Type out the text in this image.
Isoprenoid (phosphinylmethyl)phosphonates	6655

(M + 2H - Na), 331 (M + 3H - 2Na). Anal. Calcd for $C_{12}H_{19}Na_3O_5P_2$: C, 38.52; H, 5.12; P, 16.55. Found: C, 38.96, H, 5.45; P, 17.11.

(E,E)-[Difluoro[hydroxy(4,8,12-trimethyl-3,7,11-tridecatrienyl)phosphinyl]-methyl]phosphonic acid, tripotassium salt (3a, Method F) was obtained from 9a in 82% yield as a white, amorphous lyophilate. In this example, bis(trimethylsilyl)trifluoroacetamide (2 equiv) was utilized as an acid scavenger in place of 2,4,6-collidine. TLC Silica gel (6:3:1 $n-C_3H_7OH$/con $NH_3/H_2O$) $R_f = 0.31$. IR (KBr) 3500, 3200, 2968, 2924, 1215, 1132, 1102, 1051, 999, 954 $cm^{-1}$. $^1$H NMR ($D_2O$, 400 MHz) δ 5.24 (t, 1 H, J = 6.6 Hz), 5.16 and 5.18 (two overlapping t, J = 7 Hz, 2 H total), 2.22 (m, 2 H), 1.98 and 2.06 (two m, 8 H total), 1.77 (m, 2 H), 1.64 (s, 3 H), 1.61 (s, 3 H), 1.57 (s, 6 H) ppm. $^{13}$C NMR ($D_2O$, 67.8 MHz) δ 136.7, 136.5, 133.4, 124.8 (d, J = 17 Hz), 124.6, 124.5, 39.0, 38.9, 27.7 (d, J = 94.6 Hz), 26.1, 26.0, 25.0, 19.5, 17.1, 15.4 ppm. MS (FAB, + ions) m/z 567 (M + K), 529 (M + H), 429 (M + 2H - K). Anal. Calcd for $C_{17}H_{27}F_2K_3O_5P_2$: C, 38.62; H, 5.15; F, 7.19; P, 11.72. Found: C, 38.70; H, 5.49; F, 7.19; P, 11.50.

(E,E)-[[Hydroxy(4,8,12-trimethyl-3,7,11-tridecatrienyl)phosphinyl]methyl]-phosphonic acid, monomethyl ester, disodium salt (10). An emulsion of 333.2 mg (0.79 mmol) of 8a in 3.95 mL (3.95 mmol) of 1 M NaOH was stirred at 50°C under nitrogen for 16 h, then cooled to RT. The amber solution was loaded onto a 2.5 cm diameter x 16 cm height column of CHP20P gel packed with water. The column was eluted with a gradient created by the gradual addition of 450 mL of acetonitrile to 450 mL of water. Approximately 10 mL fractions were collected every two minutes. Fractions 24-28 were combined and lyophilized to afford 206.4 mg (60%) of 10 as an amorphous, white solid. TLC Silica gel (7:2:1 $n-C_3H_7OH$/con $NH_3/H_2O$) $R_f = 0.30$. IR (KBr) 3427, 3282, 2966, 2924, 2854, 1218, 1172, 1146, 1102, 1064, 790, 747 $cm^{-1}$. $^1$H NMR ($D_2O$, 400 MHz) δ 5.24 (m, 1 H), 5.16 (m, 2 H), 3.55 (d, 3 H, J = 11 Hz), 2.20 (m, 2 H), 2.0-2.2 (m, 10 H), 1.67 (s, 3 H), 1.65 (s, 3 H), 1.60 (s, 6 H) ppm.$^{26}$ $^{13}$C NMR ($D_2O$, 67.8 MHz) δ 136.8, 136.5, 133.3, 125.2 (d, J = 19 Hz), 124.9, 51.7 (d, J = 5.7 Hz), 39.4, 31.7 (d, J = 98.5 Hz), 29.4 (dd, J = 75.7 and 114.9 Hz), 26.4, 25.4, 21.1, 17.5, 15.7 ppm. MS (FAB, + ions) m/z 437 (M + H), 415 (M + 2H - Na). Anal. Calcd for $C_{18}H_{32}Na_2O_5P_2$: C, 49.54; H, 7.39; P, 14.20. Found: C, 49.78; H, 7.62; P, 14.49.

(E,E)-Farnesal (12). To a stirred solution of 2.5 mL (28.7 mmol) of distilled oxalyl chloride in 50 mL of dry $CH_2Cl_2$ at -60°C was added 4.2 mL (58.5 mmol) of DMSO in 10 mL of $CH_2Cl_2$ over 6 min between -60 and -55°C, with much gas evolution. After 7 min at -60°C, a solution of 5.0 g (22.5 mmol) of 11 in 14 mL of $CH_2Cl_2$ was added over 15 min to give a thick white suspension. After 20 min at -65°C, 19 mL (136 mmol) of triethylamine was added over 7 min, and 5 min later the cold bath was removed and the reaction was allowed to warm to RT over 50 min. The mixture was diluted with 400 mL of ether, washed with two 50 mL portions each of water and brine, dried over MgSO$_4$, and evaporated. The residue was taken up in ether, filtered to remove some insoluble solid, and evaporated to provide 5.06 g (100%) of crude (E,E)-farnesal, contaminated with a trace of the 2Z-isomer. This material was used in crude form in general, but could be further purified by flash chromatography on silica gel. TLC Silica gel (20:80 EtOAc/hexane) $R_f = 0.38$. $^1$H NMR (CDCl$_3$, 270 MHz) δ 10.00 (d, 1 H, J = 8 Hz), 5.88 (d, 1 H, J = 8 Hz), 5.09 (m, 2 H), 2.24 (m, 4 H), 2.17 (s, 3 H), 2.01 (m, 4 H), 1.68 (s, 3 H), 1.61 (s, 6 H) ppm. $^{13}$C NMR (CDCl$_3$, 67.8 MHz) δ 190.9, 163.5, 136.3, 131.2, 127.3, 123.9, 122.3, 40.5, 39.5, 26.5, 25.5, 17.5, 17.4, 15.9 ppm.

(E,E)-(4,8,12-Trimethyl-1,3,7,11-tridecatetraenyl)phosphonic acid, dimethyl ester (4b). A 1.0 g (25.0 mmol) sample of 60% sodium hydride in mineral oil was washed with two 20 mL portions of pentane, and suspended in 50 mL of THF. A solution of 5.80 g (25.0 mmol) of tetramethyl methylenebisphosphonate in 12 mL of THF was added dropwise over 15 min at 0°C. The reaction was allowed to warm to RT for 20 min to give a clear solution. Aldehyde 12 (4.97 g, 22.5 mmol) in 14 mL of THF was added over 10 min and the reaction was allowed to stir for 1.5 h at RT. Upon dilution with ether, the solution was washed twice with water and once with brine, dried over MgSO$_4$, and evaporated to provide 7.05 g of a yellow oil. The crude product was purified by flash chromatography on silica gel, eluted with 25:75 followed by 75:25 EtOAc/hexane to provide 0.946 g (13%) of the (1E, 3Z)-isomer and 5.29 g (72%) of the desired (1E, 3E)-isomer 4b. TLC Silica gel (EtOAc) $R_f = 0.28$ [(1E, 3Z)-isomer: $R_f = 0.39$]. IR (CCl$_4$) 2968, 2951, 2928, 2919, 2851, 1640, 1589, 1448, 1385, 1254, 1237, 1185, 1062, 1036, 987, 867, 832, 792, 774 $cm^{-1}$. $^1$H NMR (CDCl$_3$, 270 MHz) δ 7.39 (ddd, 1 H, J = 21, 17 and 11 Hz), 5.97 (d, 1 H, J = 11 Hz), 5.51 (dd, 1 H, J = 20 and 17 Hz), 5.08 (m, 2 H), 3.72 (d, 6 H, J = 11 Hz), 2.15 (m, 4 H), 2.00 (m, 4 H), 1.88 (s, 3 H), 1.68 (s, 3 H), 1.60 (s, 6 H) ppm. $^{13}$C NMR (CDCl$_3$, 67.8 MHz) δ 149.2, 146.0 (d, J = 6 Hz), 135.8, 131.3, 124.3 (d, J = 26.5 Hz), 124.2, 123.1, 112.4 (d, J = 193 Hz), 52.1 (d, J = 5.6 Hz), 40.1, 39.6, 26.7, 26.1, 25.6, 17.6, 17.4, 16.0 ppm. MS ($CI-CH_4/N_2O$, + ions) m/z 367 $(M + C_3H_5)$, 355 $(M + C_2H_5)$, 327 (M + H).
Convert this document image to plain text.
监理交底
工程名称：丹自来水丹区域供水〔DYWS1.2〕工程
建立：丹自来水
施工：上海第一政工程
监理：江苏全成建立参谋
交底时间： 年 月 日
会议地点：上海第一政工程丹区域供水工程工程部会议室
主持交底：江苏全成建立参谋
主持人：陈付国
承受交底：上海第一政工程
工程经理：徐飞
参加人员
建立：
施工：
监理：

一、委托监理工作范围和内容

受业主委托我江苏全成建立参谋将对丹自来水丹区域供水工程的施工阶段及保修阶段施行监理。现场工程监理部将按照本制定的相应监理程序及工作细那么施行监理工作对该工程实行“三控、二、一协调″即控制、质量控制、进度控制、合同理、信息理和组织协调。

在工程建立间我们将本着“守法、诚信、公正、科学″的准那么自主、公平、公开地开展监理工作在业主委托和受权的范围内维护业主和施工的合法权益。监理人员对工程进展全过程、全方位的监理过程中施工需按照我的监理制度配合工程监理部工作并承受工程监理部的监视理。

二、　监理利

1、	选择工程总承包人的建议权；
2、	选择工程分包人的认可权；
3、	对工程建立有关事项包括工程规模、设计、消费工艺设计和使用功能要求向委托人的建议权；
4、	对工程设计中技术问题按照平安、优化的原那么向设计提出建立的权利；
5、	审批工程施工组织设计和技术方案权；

=-=-=

REQUIRED WORK:
Where a line in the material contains "text", copy that line.

THE COMPLETED TASK:
Type out the text in this image.
Convert this document image to plain text.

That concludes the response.